╭─ DATA FOR THE TASK

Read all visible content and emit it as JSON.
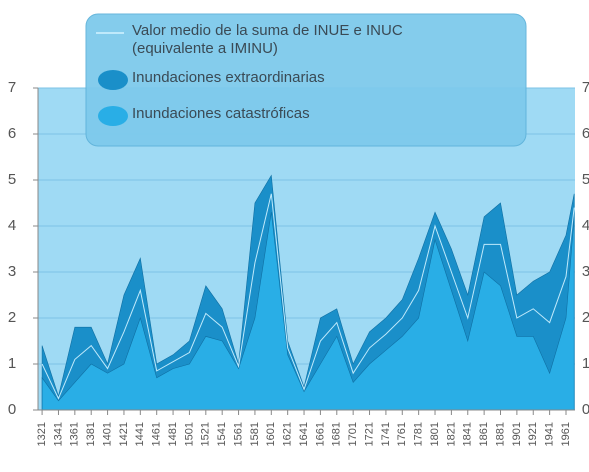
{
  "chart_data": {
    "type": "area",
    "x": [
      1321,
      1341,
      1361,
      1381,
      1401,
      1421,
      1441,
      1461,
      1481,
      1501,
      1521,
      1541,
      1561,
      1581,
      1601,
      1621,
      1641,
      1661,
      1681,
      1701,
      1721,
      1741,
      1761,
      1781,
      1801,
      1821,
      1841,
      1861,
      1881,
      1901,
      1921,
      1941,
      1961,
      1971
    ],
    "series": [
      {
        "name": "Valor medio de la suma de INUE e INUC (equivalente a IMINU)",
        "color": "#bfe9fb",
        "values": [
          1.0,
          0.25,
          1.1,
          1.4,
          0.9,
          1.7,
          2.6,
          0.85,
          1.05,
          1.25,
          2.1,
          1.8,
          0.95,
          3.2,
          4.7,
          1.35,
          0.45,
          1.5,
          1.9,
          0.8,
          1.35,
          1.65,
          2.0,
          2.6,
          4.0,
          3.0,
          2.0,
          3.6,
          3.6,
          2.0,
          2.2,
          1.9,
          2.9,
          4.4
        ]
      },
      {
        "name": "Inundaciones extraordinarias",
        "color": "#1a8fc9",
        "values": [
          1.4,
          0.3,
          1.8,
          1.8,
          1.0,
          2.5,
          3.3,
          1.0,
          1.2,
          1.5,
          2.7,
          2.2,
          1.0,
          4.5,
          5.1,
          1.5,
          0.5,
          2.0,
          2.2,
          1.0,
          1.7,
          2.0,
          2.4,
          3.3,
          4.3,
          3.5,
          2.5,
          4.2,
          4.5,
          2.5,
          2.8,
          3.0,
          3.8,
          4.7
        ]
      },
      {
        "name": "Inundaciones catastróficas",
        "color": "#29aee6",
        "values": [
          0.7,
          0.2,
          0.6,
          1.0,
          0.8,
          1.0,
          2.0,
          0.7,
          0.9,
          1.0,
          1.6,
          1.5,
          0.9,
          2.0,
          4.3,
          1.2,
          0.4,
          1.0,
          1.6,
          0.6,
          1.0,
          1.3,
          1.6,
          2.0,
          3.7,
          2.6,
          1.5,
          3.0,
          2.7,
          1.6,
          1.6,
          0.8,
          2.0,
          4.2
        ]
      }
    ],
    "xlim": [
      1316,
      1972
    ],
    "xticks": [
      1321,
      1341,
      1361,
      1381,
      1401,
      1421,
      1441,
      1461,
      1481,
      1501,
      1521,
      1541,
      1561,
      1581,
      1601,
      1621,
      1641,
      1661,
      1681,
      1701,
      1721,
      1741,
      1761,
      1781,
      1801,
      1821,
      1841,
      1861,
      1881,
      1901,
      1921,
      1941,
      1961
    ],
    "ylim": [
      0,
      7
    ],
    "yticks": [
      0,
      1,
      2,
      3,
      4,
      5,
      6,
      7
    ],
    "grid": true
  }
}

╰─

Where a line holds "Inundaciones", copy that line.

        "name": "Inundaciones extraordinarias",
        "name": "Inundaciones catastróficas",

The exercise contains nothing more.